## start SUPPLIED RECORDS
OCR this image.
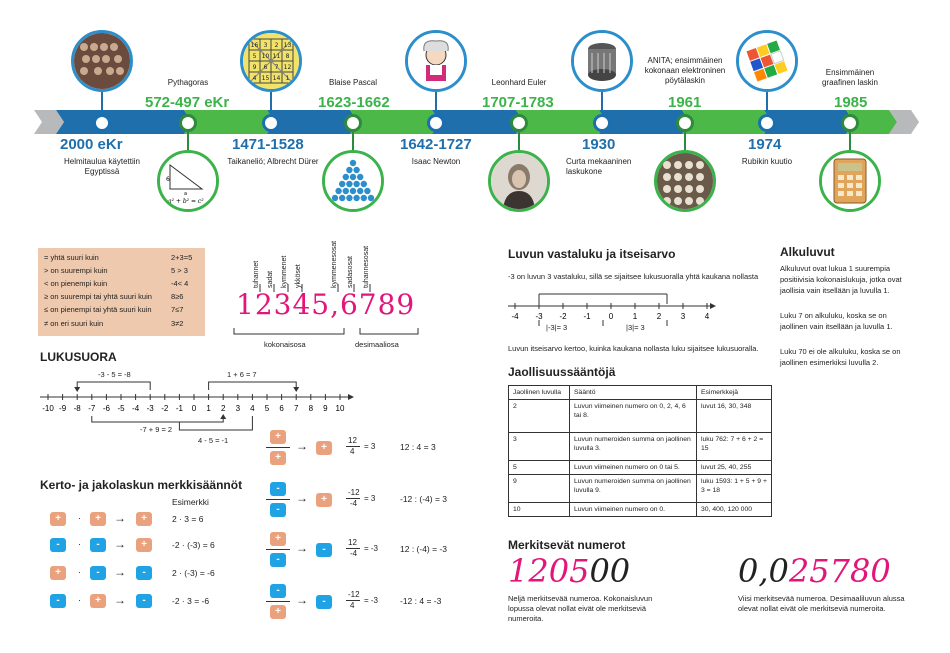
16 3 2 13
5 10 11 8
9 6 7 12
4 15 14 1
6
a
a² + b² = c²
2000 eKr
Helmitaulua käytettiin Egyptissä
Pythagoras
572-497 eKr
1471-1528
Taikaneliö; Albrecht Dürer
Blaise Pascal
1623-1662
1642-1727
Isaac Newton
Leonhard Euler
1707-1783
1930
Curta mekaaninen laskukone
ANITA; ensimmäinen kokonaan elektroninen pöytälaskin
1961
1974
Rubikin kuutio
Ensimmäinen graafinen laskin
1985
= yhtä suuri kuin	2+3=5
> on suurempi kuin	5 > 3
< on pienempi kuin	-4< 4
≥ on suurempi tai yhtä suuri kuin	8≥6
≤ on pienempi tai yhtä suuri kuin	7≤7
≠ on eri suuri kuin	3≠2
tuhannet sadat kymmenet ykköset	kymmenesosat sadasosat tuhannesosat
12345,6789
kokonaisosa	desimaaliosa
LUKUSUORA
-10 -9 -8 -7 -6 -5 -4 -3 -2 -1 0 1 2 3 4 5 6 7 8 9 10
-3 - 5 = -8	1 + 6 = 7
-7 + 9 = 2
4 - 5 = -1
Kerto- ja jakolaskun merkkisäännöt
Esimerkki
+	·	+	→	+	2 · 3 = 6
-	·	-	→	+	-2 · (-3) = 6
+	·	-	→	-	2 · (-3) = -6
-	·	+	→	-	-2 · 3 = -6
+
+
→	+
12
4
= 3	12 : 4 = 3
-
-
→	+
-12
-4
= 3	-12 : (-4) = 3
+
-
→	-
12
-4
= -3	12 : (-4) = -3
-
+
→	-
-12
4
= -3	-12 : 4 = -3
Luvun vastaluku ja itseisarvo
-3 on luvun 3 vastaluku, sillä se sijaitsee lukusuoralla yhtä kaukana nollasta
-4 -3 -2 -1 0 1 2 3 4
|-3|= 3	|3|= 3
Luvun itseisarvo kertoo, kuinka kaukana nollasta luku sijaitsee lukusuoralla.
Alkuluvut
Alkuluvut ovat lukua 1 suurempia positiivisia kokonaislukuja, jotka ovat jaollisia vain itsellään ja luvulla 1.
Luku 7 on alkuluku, koska se on jaollinen vain itsellään ja luvulla 1.
Luku 70 ei ole alkuluku, koska se on jaollinen esimerkiksi luvulla 2.
Jaollisuussääntöjä
Jaollinen luvulla	Sääntö	Esimerkkejä
2	Luvun viimeinen numero on 0, 2, 4, 6 tai 8.	luvut 16, 30, 348
3	Luvun numeroiden summa on jaollinen luvulla 3.	luku 762: 7 + 6 + 2 = 15
5	Luvun viimeinen numero on 0 tai 5.	luvut 25, 40, 255
9	Luvun numeroiden summa on jaollinen luvulla 9.	luku 1593: 1 + 5 + 9 + 3 = 18
10	Luvun viimeinen numero on 0.	30, 400, 120 000
Merkitsevät numerot
120500
Neljä merkitsevää numeroa. Kokonaisluvun lopussa olevat nollat eivät ole merkitseviä numeroita.
0,025780
Viisi merkitsevää numeroa. Desimaaliluvun alussa olevat nollat eivät ole merkitseviä numeroita.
## end SUPPLIED RECORDS
STATED PROBLEM:
Return every line above in which the string "sijaitsee" occurs.

REPLY TO THE TASK:
-3 on luvun 3 vastaluku, sillä se sijaitsee lukusuoralla yhtä kaukana nollasta
Luvun itseisarvo kertoo, kuinka kaukana nollasta luku sijaitsee lukusuoralla.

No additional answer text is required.